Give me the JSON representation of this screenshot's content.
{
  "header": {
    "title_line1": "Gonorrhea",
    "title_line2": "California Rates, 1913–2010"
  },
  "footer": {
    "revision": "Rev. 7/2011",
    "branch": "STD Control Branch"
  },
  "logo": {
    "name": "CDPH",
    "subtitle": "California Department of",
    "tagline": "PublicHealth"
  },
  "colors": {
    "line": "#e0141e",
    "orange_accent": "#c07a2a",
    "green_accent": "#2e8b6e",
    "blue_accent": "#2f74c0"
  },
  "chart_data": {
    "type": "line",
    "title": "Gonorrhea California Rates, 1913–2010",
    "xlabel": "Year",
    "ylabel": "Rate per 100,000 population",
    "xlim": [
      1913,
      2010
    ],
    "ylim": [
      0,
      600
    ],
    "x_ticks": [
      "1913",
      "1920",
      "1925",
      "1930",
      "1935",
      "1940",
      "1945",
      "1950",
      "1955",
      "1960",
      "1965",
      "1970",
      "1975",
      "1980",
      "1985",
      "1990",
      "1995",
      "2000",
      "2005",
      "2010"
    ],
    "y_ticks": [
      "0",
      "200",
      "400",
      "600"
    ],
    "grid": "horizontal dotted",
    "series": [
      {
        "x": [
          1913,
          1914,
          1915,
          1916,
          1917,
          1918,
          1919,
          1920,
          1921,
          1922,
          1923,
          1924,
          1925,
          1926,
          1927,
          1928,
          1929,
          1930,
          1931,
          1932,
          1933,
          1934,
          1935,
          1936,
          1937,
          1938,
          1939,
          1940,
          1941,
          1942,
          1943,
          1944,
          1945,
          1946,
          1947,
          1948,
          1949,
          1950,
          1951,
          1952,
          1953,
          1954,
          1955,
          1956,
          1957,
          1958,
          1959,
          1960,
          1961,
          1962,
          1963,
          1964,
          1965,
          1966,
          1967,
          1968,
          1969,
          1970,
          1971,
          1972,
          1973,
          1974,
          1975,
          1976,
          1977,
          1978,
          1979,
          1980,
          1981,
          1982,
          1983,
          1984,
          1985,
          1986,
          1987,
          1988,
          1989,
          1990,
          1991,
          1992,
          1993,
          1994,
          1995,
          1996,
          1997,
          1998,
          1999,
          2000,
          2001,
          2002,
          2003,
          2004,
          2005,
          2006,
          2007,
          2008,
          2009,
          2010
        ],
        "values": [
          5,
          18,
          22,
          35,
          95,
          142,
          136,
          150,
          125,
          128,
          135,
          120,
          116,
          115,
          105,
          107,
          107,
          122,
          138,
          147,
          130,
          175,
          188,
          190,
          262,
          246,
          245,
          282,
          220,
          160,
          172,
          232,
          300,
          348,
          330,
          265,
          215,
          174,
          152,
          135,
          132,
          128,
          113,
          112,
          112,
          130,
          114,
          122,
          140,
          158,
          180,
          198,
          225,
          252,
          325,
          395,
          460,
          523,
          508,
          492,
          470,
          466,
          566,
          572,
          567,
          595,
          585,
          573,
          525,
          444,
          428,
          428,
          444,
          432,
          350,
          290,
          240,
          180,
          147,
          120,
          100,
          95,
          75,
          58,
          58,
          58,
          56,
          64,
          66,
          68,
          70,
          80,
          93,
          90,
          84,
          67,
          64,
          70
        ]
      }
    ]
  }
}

----------

◆ Problem details ◆
Retype the records that precede this task, keeping them exactly the same.

◆ Answer to this problem ◆
Give me the JSON representation of this screenshot's content.
{
  "header": {
    "title_line1": "Gonorrhea",
    "title_line2": "California Rates, 1913–2010"
  },
  "footer": {
    "revision": "Rev. 7/2011",
    "branch": "STD Control Branch"
  },
  "logo": {
    "name": "CDPH",
    "subtitle": "California Department of",
    "tagline": "PublicHealth"
  },
  "colors": {
    "line": "#e0141e",
    "orange_accent": "#c07a2a",
    "green_accent": "#2e8b6e",
    "blue_accent": "#2f74c0"
  },
  "chart_data": {
    "type": "line",
    "title": "Gonorrhea California Rates, 1913–2010",
    "xlabel": "Year",
    "ylabel": "Rate per 100,000 population",
    "xlim": [
      1913,
      2010
    ],
    "ylim": [
      0,
      600
    ],
    "x_ticks": [
      "1913",
      "1920",
      "1925",
      "1930",
      "1935",
      "1940",
      "1945",
      "1950",
      "1955",
      "1960",
      "1965",
      "1970",
      "1975",
      "1980",
      "1985",
      "1990",
      "1995",
      "2000",
      "2005",
      "2010"
    ],
    "y_ticks": [
      "0",
      "200",
      "400",
      "600"
    ],
    "grid": "horizontal dotted",
    "series": [
      {
        "x": [
          1913,
          1914,
          1915,
          1916,
          1917,
          1918,
          1919,
          1920,
          1921,
          1922,
          1923,
          1924,
          1925,
          1926,
          1927,
          1928,
          1929,
          1930,
          1931,
          1932,
          1933,
          1934,
          1935,
          1936,
          1937,
          1938,
          1939,
          1940,
          1941,
          1942,
          1943,
          1944,
          1945,
          1946,
          1947,
          1948,
          1949,
          1950,
          1951,
          1952,
          1953,
          1954,
          1955,
          1956,
          1957,
          1958,
          1959,
          1960,
          1961,
          1962,
          1963,
          1964,
          1965,
          1966,
          1967,
          1968,
          1969,
          1970,
          1971,
          1972,
          1973,
          1974,
          1975,
          1976,
          1977,
          1978,
          1979,
          1980,
          1981,
          1982,
          1983,
          1984,
          1985,
          1986,
          1987,
          1988,
          1989,
          1990,
          1991,
          1992,
          1993,
          1994,
          1995,
          1996,
          1997,
          1998,
          1999,
          2000,
          2001,
          2002,
          2003,
          2004,
          2005,
          2006,
          2007,
          2008,
          2009,
          2010
        ],
        "values": [
          5,
          18,
          22,
          35,
          95,
          142,
          136,
          150,
          125,
          128,
          135,
          120,
          116,
          115,
          105,
          107,
          107,
          122,
          138,
          147,
          130,
          175,
          188,
          190,
          262,
          246,
          245,
          282,
          220,
          160,
          172,
          232,
          300,
          348,
          330,
          265,
          215,
          174,
          152,
          135,
          132,
          128,
          113,
          112,
          112,
          130,
          114,
          122,
          140,
          158,
          180,
          198,
          225,
          252,
          325,
          395,
          460,
          523,
          508,
          492,
          470,
          466,
          566,
          572,
          567,
          595,
          585,
          573,
          525,
          444,
          428,
          428,
          444,
          432,
          350,
          290,
          240,
          180,
          147,
          120,
          100,
          95,
          75,
          58,
          58,
          58,
          56,
          64,
          66,
          68,
          70,
          80,
          93,
          90,
          84,
          67,
          64,
          70
        ]
      }
    ]
  }
}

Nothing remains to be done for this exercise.